# Set problem:
List each line holding the string "color".

# Record list:
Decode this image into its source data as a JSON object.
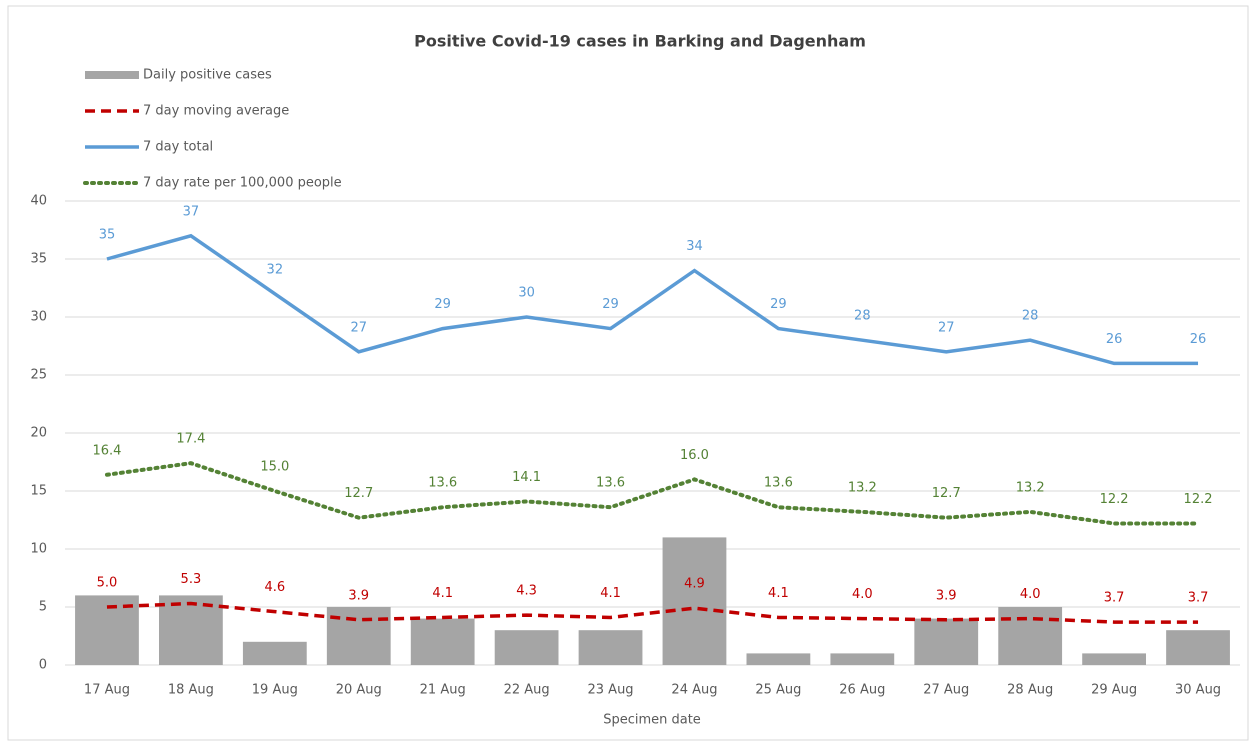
{
  "chart_data": {
    "type": "bar",
    "title": "Positive Covid-19 cases in Barking and Dagenham",
    "x_label": "Specimen date",
    "categories": [
      "17 Aug",
      "18 Aug",
      "19 Aug",
      "20 Aug",
      "21 Aug",
      "22 Aug",
      "23 Aug",
      "24 Aug",
      "25 Aug",
      "26 Aug",
      "27 Aug",
      "28 Aug",
      "29 Aug",
      "30 Aug"
    ],
    "ylim": [
      0,
      40
    ],
    "yticks": [
      0,
      5,
      10,
      15,
      20,
      25,
      30,
      35,
      40
    ],
    "grid": true,
    "legend": "top-left",
    "series": [
      {
        "name": "Daily positive cases",
        "type": "bar",
        "color": "#a5a5a5",
        "values": [
          6,
          6,
          2,
          5,
          4,
          3,
          3,
          11,
          1,
          1,
          4,
          5,
          1,
          3
        ]
      },
      {
        "name": "7 day moving average",
        "type": "line",
        "dash": "dashed",
        "color": "#c00000",
        "values": [
          5.0,
          5.3,
          4.6,
          3.9,
          4.1,
          4.3,
          4.1,
          4.9,
          4.1,
          4.0,
          3.9,
          4.0,
          3.7,
          3.7
        ],
        "value_labels": [
          "5.0",
          "5.3",
          "4.6",
          "3.9",
          "4.1",
          "4.3",
          "4.1",
          "4.9",
          "4.1",
          "4.0",
          "3.9",
          "4.0",
          "3.7",
          "3.7"
        ]
      },
      {
        "name": "7 day total",
        "type": "line",
        "dash": "solid",
        "color": "#5b9bd5",
        "values": [
          35,
          37,
          32,
          27,
          29,
          30,
          29,
          34,
          29,
          28,
          27,
          28,
          26,
          26
        ]
      },
      {
        "name": "7 day rate per 100,000 people",
        "type": "line",
        "dash": "dotted",
        "color": "#548235",
        "values": [
          16.4,
          17.4,
          15.0,
          12.7,
          13.6,
          14.1,
          13.6,
          16.0,
          13.6,
          13.2,
          12.7,
          13.2,
          12.2,
          12.2
        ],
        "value_labels": [
          "16.4",
          "17.4",
          "15.0",
          "12.7",
          "13.6",
          "14.1",
          "13.6",
          "16.0",
          "13.6",
          "13.2",
          "12.7",
          "13.2",
          "12.2",
          "12.2"
        ]
      }
    ]
  }
}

# Output of the exercise:
        "color": "#a5a5a5",
        "color": "#c00000",
        "color": "#5b9bd5",
        "color": "#548235",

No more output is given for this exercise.